**Exercise instructions:** Below are some records. Say how many of their lines include the string "series", giving only the number.

A block of data:
***

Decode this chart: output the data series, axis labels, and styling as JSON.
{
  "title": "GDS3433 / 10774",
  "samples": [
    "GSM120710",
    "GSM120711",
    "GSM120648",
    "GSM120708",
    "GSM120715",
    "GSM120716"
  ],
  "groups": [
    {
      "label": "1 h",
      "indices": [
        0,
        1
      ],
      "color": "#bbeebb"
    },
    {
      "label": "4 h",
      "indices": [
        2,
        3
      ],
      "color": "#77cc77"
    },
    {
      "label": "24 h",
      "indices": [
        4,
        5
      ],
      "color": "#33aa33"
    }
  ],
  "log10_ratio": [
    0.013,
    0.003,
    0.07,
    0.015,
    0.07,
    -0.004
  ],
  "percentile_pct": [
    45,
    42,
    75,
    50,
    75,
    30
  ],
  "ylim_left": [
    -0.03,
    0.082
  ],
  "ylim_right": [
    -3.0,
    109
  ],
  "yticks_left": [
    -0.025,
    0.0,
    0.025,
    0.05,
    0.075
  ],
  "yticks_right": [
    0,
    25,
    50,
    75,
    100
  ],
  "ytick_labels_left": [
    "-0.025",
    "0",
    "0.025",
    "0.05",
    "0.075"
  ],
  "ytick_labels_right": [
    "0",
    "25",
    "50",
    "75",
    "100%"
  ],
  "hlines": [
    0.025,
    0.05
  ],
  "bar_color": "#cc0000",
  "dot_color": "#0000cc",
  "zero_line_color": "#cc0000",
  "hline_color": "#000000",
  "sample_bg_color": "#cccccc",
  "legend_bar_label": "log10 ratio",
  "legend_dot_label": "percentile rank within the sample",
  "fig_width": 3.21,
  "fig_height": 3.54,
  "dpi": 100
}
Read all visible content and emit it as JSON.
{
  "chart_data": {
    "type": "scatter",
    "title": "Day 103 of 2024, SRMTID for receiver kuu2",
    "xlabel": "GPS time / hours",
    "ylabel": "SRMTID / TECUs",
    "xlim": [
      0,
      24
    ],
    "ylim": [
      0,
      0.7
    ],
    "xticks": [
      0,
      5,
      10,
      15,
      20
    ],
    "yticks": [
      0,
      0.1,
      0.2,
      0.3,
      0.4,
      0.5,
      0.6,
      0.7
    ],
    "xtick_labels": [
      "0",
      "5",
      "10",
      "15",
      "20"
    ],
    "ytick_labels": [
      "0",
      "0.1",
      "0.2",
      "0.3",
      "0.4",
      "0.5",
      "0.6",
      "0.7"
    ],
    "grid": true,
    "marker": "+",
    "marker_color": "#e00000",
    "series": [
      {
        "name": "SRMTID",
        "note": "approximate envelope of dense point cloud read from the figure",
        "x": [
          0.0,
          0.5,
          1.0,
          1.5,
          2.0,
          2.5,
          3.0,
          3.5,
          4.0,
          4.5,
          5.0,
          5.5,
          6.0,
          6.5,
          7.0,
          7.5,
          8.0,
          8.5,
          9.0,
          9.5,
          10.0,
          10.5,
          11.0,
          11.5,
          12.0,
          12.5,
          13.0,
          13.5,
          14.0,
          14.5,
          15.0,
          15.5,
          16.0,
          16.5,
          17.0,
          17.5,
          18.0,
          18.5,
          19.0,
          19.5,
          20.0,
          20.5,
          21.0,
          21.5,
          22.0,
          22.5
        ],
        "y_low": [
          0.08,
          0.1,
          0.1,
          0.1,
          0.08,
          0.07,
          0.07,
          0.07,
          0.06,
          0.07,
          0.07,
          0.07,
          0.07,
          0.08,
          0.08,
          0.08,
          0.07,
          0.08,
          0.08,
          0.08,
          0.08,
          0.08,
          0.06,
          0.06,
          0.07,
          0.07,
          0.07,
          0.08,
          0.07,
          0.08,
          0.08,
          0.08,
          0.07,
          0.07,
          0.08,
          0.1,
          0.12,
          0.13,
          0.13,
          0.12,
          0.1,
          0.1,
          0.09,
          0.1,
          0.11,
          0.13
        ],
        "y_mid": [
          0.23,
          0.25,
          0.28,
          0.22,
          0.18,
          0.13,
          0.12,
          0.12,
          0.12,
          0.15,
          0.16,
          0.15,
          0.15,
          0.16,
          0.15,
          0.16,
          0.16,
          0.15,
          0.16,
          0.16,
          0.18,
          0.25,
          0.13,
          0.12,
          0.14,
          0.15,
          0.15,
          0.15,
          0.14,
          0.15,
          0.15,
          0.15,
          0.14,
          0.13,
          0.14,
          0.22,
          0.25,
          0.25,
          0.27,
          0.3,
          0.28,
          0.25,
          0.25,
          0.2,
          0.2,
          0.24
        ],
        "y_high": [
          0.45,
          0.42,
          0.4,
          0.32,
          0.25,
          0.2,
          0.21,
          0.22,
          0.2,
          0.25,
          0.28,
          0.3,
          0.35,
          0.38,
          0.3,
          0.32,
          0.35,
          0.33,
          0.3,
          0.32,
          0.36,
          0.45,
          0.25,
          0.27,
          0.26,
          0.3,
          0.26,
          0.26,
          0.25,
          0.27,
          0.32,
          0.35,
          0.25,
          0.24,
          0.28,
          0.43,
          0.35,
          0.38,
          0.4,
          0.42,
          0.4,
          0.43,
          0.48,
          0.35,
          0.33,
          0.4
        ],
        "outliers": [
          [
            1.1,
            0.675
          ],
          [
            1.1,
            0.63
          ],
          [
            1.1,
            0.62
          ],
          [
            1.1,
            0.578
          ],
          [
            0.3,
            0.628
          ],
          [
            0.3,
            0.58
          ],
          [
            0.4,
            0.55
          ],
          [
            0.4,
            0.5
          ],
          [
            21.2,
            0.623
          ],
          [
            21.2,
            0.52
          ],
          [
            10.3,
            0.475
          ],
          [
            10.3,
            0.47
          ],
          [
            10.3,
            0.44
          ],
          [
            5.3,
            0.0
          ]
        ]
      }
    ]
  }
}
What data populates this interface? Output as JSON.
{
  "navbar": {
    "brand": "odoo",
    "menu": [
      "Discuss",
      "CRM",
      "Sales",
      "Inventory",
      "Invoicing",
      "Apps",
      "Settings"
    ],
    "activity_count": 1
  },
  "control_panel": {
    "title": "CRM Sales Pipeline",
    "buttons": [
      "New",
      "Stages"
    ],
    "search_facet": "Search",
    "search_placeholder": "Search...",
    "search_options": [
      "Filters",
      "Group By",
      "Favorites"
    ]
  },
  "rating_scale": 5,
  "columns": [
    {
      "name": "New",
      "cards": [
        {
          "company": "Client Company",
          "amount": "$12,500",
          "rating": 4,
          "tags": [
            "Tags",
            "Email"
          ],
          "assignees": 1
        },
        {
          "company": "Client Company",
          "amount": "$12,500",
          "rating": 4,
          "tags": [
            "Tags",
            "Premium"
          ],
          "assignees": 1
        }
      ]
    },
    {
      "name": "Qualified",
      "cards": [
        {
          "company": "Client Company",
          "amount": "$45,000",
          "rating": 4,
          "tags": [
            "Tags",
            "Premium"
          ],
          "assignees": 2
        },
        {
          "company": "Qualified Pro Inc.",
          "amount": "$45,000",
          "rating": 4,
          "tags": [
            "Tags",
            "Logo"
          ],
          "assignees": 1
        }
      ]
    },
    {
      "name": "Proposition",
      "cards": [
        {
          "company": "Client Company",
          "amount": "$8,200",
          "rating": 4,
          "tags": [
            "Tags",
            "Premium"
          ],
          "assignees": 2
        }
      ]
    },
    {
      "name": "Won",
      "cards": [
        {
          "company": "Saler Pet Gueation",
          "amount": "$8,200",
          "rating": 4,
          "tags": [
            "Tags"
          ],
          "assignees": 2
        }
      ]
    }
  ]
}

***

**Task answer:** 2